_Extracted text_

* Start *

And in the middle of this, we’re hearing about yeast, and pearls, and treasures buried in someone else’s field? Why? How is this relevant to us?
There’s a reason Jesus went on and on about the kingdom of heaven – It’s not easy to understand, for starters, even though the disciples insist they get it. But they also needed to hear about it over and over and over again, because their daily lives weren’t so great, either.
A government that wasn’t for them, a government that made them so angry, but there wasn’t much they could do about it. Violence, injustice, hate, a sense of powerlessness, a failing economy unless you were a Roman elite. No wonder the disciples assumed Jesus was coming to fix everything for them, that he was ushering in the kingdom of heaven, because life was a mess.
We know all these generations later that Jesus didn’t usher in the kingdom of heaven the way the disciples assumed he would, the way we might be wishing he would about now. So we’re left with something I don’t think the disciples really did understand. Because he’s using parables and similes to describe something that is, at its core, mysterious. We can’t hold the kingdom of heaven in the palm of our hand the way we can a measure of yeast, or a pearl, or a mustard seed. Hidden, but visible. Ordinary, but holy. Insignificant and -powerless, but so powerful it makes all the difference – People are willing to sell everything they have to possess it.
What are you most longing for right now? I doubt it’s something you can buy on amazon. It’s probably something that’s hard to hold in your hand, but something so real, your heart is aching for it.
At our first outdoor morning prayer service, Julie Bertak mentioned how helpful it’s been to think about learning to live with this new reality – Which doesn’t mean we throw up our hands and give up, even though we may be tempted. It means we know the peace we long for, the hope and love and fellowship we so desperately miss and need, is right here. It just might be hidden, and it might take some work and persistence and patience.
So, the bread for the Children’s Sermon didn’t turn out – And I was not so much frustrated, as tired and defeated. I was trying to find, and trying to show, and trying to hold onto a bit of the kingdom of heaven right here and right now, and instead I ended up with bread loaves as heavy as rocks.

* End *

_Material provided_
* Start *

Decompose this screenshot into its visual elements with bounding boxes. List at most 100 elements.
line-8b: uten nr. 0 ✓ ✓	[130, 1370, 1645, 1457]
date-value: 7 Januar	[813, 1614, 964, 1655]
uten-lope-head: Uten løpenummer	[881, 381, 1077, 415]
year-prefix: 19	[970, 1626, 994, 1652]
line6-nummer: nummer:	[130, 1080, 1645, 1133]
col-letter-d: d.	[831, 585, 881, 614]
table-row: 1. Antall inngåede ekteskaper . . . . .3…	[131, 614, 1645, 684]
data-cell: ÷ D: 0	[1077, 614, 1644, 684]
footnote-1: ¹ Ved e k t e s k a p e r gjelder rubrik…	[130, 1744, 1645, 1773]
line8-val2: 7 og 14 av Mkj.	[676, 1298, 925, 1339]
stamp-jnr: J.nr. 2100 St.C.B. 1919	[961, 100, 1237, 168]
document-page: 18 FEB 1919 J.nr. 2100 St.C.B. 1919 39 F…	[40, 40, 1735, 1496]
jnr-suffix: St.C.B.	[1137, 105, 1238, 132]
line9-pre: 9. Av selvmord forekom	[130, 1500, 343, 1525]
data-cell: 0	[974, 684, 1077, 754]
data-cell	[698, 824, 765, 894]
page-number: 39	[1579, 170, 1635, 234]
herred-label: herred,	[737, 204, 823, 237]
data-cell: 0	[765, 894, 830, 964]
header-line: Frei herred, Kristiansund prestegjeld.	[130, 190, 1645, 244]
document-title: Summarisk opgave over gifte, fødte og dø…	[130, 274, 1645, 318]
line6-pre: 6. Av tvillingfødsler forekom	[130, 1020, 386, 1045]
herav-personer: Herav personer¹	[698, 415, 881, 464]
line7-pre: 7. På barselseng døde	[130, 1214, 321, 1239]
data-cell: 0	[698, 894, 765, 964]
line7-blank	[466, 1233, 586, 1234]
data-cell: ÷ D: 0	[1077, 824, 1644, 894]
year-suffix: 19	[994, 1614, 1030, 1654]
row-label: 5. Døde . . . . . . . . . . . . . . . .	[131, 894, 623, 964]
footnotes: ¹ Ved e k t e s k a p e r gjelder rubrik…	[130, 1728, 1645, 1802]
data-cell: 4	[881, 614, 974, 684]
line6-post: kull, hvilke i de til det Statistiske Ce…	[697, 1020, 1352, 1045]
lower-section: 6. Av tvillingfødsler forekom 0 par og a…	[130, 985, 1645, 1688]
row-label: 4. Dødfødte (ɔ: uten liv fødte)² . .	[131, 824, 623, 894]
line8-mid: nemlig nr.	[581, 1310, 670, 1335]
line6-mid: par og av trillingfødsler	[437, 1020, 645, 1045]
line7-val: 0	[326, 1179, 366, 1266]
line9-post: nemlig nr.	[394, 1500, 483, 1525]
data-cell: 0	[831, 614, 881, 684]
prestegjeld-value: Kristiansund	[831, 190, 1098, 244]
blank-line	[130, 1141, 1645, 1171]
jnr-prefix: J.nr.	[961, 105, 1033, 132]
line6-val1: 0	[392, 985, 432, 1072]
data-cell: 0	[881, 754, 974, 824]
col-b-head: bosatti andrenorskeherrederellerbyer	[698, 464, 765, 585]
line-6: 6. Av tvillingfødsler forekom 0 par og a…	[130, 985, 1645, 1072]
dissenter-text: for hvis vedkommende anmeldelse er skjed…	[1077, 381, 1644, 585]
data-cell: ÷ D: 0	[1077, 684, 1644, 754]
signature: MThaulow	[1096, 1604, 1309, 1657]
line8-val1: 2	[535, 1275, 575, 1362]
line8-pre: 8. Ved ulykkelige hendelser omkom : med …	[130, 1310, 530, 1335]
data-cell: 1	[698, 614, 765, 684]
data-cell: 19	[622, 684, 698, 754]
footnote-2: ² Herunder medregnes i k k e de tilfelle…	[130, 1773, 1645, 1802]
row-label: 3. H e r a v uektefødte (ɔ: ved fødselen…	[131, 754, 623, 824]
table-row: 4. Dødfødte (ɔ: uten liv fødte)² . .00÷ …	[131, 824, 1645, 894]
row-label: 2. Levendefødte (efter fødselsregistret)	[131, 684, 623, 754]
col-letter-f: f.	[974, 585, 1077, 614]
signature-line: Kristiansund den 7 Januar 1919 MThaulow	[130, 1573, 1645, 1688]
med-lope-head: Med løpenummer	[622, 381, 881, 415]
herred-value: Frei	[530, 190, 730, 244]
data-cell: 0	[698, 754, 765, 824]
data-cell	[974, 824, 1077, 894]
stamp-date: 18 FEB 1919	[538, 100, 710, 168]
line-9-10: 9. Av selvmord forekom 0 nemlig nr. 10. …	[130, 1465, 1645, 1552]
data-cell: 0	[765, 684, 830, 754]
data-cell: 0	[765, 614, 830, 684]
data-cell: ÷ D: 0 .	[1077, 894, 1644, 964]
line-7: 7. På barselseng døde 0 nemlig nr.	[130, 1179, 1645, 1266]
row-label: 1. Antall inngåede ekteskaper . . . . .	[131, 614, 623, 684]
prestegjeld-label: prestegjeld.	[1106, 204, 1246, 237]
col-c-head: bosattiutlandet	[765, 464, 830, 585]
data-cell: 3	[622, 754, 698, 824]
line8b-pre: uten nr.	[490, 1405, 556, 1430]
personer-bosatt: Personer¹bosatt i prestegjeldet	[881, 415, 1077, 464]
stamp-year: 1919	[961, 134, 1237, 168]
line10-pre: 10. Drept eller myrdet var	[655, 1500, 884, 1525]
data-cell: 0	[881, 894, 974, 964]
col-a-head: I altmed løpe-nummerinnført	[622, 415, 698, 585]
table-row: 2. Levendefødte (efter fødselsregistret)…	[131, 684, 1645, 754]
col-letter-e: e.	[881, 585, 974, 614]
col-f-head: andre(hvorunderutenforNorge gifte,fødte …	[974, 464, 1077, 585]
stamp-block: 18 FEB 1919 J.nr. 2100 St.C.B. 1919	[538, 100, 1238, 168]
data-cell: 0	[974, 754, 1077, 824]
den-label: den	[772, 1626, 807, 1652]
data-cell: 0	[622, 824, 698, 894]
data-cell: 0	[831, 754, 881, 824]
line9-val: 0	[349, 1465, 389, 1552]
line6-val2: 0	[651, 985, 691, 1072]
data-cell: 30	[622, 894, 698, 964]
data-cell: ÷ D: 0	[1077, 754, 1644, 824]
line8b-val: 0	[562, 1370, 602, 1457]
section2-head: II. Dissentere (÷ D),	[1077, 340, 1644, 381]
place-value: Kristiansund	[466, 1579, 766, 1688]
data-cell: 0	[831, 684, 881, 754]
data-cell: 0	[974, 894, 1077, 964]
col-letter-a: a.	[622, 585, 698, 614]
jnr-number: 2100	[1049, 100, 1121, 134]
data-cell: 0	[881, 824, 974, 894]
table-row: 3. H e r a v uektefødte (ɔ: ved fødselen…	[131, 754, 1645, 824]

* End *

_Requests_
1. In the sermon excerpt about the kingdom of heaven, what did Julie Bertak mention at the first outdoor morning prayer service?
2. Copy word for word the stretch of the sermon on the kingdom of heaven from "A government that wasn’t" through "was a mess.".
3. Carry the sermon on the kingdom of heaven forward from the point where it stops.

_Answers by task_
1. She mentioned how helpful it has been to think about learning to live with this new reality.

2.
A government that wasn’t for them, a government that made them so angry, but there wasn’t much they could do about it. Violence, injustice, hate, a sense of powerlessness, a failing economy unless you were a Roman elite. No wonder the disciples assumed Jesus was coming to fix everything for them, that he was ushering in the kingdom of heaven, because life was a mess.

3.
And then I realized, there’s a parable there, too – Because that’s what life is like right now, especially when it comes to the kingdom of heaven. We try to uncover it, and it stays hidden. We try to hold it in our hands, and it slips through our fingers. We try to live as though the kingdom of heaven, the love of God, the power of God’s mercy and justice, is right here, right here – And we fail. It doesn’t turn out the way we wanted. We spend all day – all week – all year – on something, and it falls flat, literally and figuratively. And this is the work and the hope of faith. This is what it is to trust in God, to trust in Jesus. And it will wear us out, sometimes. And we’ll want to give up, sometimes. And we won’t be able to see it, and our every effort seems a waste.
But God is the woman kneading the yeast into the flour, enough to feed a neighborhood. God is the mustard seed, growing, growing, invisibly each day. God is the treasure hidden in the field, waiting to be found.
And so, we get up, and ask God to show us this day a glimpse of the kingdom – A rainbow, an act of love. We get up, and ask God to use us this day as the yeast, as the mustard seed growing into a bush where creatures can find sanctuary. We get up and act as though there is nothing more real and nothing more powerful than God’s love, at work in us and through us. Because it’s true. It’s the only truth worth getting up for these days, in Christ.